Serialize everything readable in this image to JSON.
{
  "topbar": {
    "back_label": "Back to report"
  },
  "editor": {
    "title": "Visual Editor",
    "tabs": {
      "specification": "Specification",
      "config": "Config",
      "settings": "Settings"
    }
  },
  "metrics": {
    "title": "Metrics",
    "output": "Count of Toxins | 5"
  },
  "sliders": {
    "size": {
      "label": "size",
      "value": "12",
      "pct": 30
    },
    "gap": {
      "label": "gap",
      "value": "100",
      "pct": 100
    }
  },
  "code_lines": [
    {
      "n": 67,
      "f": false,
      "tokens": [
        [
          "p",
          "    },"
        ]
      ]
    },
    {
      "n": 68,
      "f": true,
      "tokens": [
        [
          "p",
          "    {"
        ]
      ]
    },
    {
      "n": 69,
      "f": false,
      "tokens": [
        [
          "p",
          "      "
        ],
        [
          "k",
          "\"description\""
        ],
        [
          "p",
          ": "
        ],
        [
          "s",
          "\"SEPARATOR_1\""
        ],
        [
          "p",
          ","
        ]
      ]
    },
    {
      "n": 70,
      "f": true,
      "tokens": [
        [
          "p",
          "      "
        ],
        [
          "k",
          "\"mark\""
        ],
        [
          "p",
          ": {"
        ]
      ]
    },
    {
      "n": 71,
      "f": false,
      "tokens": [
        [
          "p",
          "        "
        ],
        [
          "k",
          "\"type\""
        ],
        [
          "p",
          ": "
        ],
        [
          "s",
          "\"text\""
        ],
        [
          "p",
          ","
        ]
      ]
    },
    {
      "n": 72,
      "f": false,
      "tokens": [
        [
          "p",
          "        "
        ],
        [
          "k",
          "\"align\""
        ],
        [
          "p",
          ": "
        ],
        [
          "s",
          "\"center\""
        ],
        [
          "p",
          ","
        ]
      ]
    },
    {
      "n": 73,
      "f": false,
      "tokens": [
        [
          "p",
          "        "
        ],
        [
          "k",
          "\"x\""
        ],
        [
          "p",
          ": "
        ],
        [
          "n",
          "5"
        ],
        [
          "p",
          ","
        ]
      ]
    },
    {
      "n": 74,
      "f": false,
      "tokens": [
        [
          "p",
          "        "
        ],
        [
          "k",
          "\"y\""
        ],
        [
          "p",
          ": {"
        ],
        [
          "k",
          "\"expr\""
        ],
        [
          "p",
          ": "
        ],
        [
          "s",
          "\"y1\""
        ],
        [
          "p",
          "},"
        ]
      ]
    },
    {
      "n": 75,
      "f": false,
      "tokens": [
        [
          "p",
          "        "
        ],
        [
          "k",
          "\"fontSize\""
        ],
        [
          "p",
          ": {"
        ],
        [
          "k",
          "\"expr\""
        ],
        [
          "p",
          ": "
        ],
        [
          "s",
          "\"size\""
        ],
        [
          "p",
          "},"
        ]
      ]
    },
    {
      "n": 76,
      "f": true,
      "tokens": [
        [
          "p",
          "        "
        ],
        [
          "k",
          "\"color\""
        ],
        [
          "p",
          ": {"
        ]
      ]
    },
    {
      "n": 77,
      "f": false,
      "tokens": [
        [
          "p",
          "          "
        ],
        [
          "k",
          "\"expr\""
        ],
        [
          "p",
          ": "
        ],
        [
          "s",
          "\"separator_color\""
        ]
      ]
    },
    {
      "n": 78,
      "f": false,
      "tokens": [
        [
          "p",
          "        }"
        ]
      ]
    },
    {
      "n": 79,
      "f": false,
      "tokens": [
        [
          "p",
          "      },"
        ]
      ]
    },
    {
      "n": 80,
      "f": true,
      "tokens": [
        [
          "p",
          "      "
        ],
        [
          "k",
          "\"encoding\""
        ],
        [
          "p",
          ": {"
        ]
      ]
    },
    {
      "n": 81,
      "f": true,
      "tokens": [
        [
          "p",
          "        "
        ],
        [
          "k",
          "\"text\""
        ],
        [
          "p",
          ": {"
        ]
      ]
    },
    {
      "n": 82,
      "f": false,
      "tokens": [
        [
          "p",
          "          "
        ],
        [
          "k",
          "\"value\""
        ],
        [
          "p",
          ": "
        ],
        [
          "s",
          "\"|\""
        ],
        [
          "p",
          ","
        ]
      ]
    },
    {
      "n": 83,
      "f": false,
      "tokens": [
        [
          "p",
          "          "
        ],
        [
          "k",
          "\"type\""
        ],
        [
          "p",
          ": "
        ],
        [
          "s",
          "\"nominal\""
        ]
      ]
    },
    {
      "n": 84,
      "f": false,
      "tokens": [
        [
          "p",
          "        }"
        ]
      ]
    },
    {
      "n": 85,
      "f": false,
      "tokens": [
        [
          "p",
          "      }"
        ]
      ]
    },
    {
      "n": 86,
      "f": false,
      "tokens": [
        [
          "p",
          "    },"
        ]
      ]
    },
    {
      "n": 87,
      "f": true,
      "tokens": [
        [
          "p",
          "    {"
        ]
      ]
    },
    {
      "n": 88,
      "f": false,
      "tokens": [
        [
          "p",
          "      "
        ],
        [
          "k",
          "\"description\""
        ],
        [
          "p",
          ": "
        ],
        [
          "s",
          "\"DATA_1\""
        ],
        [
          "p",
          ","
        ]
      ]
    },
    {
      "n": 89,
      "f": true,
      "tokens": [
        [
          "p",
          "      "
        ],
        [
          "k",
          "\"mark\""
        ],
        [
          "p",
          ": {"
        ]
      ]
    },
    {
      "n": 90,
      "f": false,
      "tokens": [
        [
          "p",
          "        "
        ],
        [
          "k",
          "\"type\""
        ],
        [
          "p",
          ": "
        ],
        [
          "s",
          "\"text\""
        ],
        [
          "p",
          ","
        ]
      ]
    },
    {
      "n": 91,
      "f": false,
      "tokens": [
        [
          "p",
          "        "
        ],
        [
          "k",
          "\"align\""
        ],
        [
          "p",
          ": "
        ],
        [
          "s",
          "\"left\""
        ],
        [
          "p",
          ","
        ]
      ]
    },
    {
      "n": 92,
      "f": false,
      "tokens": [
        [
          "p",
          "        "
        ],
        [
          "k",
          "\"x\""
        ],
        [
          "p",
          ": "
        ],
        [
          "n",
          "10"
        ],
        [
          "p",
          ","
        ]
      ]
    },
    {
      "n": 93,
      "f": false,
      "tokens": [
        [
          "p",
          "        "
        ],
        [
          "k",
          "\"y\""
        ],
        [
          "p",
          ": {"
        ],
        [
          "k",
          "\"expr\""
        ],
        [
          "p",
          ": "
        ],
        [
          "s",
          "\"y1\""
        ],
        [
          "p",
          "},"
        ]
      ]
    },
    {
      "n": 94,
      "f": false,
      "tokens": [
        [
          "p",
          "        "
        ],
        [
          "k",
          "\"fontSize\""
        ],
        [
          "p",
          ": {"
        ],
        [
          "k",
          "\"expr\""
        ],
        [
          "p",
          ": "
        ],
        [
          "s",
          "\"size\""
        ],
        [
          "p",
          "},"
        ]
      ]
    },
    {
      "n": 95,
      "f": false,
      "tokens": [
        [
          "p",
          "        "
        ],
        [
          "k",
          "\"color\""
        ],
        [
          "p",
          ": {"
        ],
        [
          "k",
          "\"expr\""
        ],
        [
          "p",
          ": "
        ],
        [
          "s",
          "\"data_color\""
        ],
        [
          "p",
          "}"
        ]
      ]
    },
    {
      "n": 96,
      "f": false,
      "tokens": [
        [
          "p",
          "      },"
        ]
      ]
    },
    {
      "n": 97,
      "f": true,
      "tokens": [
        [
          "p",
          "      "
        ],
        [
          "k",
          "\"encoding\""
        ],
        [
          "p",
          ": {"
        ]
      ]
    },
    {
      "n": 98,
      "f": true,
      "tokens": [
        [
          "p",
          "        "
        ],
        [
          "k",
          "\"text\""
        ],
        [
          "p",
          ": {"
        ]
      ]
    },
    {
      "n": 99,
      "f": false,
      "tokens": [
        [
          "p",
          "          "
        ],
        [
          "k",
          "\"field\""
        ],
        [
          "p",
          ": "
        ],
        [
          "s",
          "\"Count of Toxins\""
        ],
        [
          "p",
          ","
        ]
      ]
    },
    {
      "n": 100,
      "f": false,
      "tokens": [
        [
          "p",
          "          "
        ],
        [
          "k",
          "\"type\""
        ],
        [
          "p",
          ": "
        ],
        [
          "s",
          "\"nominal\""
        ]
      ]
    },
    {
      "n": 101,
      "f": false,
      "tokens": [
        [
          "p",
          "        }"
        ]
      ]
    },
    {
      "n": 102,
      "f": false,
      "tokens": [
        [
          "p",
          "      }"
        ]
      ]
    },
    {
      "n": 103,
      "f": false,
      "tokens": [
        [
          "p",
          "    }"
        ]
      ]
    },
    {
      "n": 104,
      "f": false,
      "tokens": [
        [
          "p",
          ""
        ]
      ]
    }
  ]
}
========
In the entries above, identify every line with the word "Toxins". Copy those lines.

RESULT BELOW:
    "output": "Count of Toxins | 5"
          "\"Count of Toxins\""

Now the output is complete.